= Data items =
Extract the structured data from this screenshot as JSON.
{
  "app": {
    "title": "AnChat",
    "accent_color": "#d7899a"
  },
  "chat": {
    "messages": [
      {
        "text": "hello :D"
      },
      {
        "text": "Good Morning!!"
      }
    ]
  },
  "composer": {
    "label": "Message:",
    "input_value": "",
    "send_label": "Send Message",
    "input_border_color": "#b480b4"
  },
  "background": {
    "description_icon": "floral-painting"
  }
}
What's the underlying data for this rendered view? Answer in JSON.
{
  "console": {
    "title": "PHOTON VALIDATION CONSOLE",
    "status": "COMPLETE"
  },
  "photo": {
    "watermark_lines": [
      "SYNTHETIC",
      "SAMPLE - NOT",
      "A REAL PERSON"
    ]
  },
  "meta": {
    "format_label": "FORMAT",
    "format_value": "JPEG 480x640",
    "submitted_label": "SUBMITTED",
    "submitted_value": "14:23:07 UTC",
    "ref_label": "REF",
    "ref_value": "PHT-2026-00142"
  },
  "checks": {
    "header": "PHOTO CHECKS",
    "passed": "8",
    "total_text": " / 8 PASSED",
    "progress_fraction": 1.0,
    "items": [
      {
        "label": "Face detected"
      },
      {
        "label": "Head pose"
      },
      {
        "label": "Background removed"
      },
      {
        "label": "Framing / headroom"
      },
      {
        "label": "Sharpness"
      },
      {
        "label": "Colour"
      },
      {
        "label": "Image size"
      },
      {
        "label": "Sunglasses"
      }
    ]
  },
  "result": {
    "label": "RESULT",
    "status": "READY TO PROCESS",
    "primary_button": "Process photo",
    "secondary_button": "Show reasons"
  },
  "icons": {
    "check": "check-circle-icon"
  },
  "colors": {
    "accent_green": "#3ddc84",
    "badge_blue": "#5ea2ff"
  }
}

= Goal of the exercise =
Please return the data above exactly as given.

= Result for this exercise =
Extract the structured data from this screenshot as JSON.
{
  "app": {
    "title": "AnChat",
    "accent_color": "#d7899a"
  },
  "chat": {
    "messages": [
      {
        "text": "hello :D"
      },
      {
        "text": "Good Morning!!"
      }
    ]
  },
  "composer": {
    "label": "Message:",
    "input_value": "",
    "send_label": "Send Message",
    "input_border_color": "#b480b4"
  },
  "background": {
    "description_icon": "floral-painting"
  }
}
What's the underlying data for this rendered view? Answer in JSON.
{
  "console": {
    "title": "PHOTON VALIDATION CONSOLE",
    "status": "COMPLETE"
  },
  "photo": {
    "watermark_lines": [
      "SYNTHETIC",
      "SAMPLE - NOT",
      "A REAL PERSON"
    ]
  },
  "meta": {
    "format_label": "FORMAT",
    "format_value": "JPEG 480x640",
    "submitted_label": "SUBMITTED",
    "submitted_value": "14:23:07 UTC",
    "ref_label": "REF",
    "ref_value": "PHT-2026-00142"
  },
  "checks": {
    "header": "PHOTO CHECKS",
    "passed": "8",
    "total_text": " / 8 PASSED",
    "progress_fraction": 1.0,
    "items": [
      {
        "label": "Face detected"
      },
      {
        "label": "Head pose"
      },
      {
        "label": "Background removed"
      },
      {
        "label": "Framing / headroom"
      },
      {
        "label": "Sharpness"
      },
      {
        "label": "Colour"
      },
      {
        "label": "Image size"
      },
      {
        "label": "Sunglasses"
      }
    ]
  },
  "result": {
    "label": "RESULT",
    "status": "READY TO PROCESS",
    "primary_button": "Process photo",
    "secondary_button": "Show reasons"
  },
  "icons": {
    "check": "check-circle-icon"
  },
  "colors": {
    "accent_green": "#3ddc84",
    "badge_blue": "#5ea2ff"
  }
}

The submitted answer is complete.